#### Input for this task
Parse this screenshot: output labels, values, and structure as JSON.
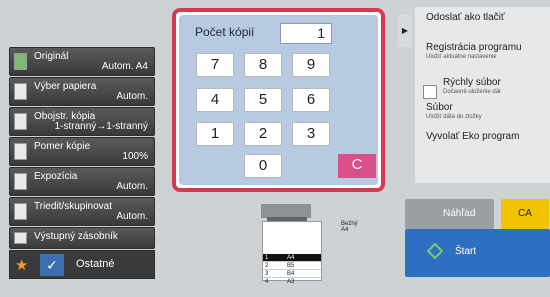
{
  "sidebar": {
    "items": [
      {
        "label": "Originál",
        "value": "Autom.  A4"
      },
      {
        "label": "Výber papiera",
        "value": "Autom."
      },
      {
        "label": "Obojstr. kópia",
        "value": "1-stranný→1-stranný"
      },
      {
        "label": "Pomer kópie",
        "value": "100%"
      },
      {
        "label": "Expozícia",
        "value": "Autom."
      },
      {
        "label": "Triedit/skupinovat",
        "value": "Autom."
      },
      {
        "label": "Výstupný zásobník",
        "value": ""
      }
    ],
    "others": "Ostatné"
  },
  "copies": {
    "title": "Počet kópií",
    "value": "1",
    "keys": [
      "7",
      "8",
      "9",
      "4",
      "5",
      "6",
      "1",
      "2",
      "3",
      "0"
    ],
    "clear": "C"
  },
  "menu": {
    "send": "Odoslať ako tlačiť",
    "register": "Registrácia programu",
    "register_sub": "Uložiť aktuálne nastavenie",
    "quick": "Rýchly súbor",
    "quick_sub": "Dočasné uloženie dát",
    "file": "Súbor",
    "file_sub": "Uložiť dáta do zložky",
    "eco": "Vyvolať Eko program"
  },
  "trays": [
    {
      "n": "1",
      "s": "A4"
    },
    {
      "n": "2",
      "s": "B5"
    },
    {
      "n": "3",
      "s": "B4"
    },
    {
      "n": "4",
      "s": "A3"
    }
  ],
  "bezny": "Bežný",
  "bezny_size": "A4",
  "preview": "Náhľad",
  "ca": "CA",
  "start": "Štart"
}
########
Repeat all of the records verbatim, leaving out the pictures.

▸ **Written response**:
Parse this screenshot: output labels, values, and structure as JSON.
{
  "sidebar": {
    "items": [
      {
        "label": "Originál",
        "value": "Autom.  A4"
      },
      {
        "label": "Výber papiera",
        "value": "Autom."
      },
      {
        "label": "Obojstr. kópia",
        "value": "1-stranný→1-stranný"
      },
      {
        "label": "Pomer kópie",
        "value": "100%"
      },
      {
        "label": "Expozícia",
        "value": "Autom."
      },
      {
        "label": "Triedit/skupinovat",
        "value": "Autom."
      },
      {
        "label": "Výstupný zásobník",
        "value": ""
      }
    ],
    "others": "Ostatné"
  },
  "copies": {
    "title": "Počet kópií",
    "value": "1",
    "keys": [
      "7",
      "8",
      "9",
      "4",
      "5",
      "6",
      "1",
      "2",
      "3",
      "0"
    ],
    "clear": "C"
  },
  "menu": {
    "send": "Odoslať ako tlačiť",
    "register": "Registrácia programu",
    "register_sub": "Uložiť aktuálne nastavenie",
    "quick": "Rýchly súbor",
    "quick_sub": "Dočasné uloženie dát",
    "file": "Súbor",
    "file_sub": "Uložiť dáta do zložky",
    "eco": "Vyvolať Eko program"
  },
  "trays": [
    {
      "n": "1",
      "s": "A4"
    },
    {
      "n": "2",
      "s": "B5"
    },
    {
      "n": "3",
      "s": "B4"
    },
    {
      "n": "4",
      "s": "A3"
    }
  ],
  "bezny": "Bežný",
  "bezny_size": "A4",
  "preview": "Náhľad",
  "ca": "CA",
  "start": "Štart"
}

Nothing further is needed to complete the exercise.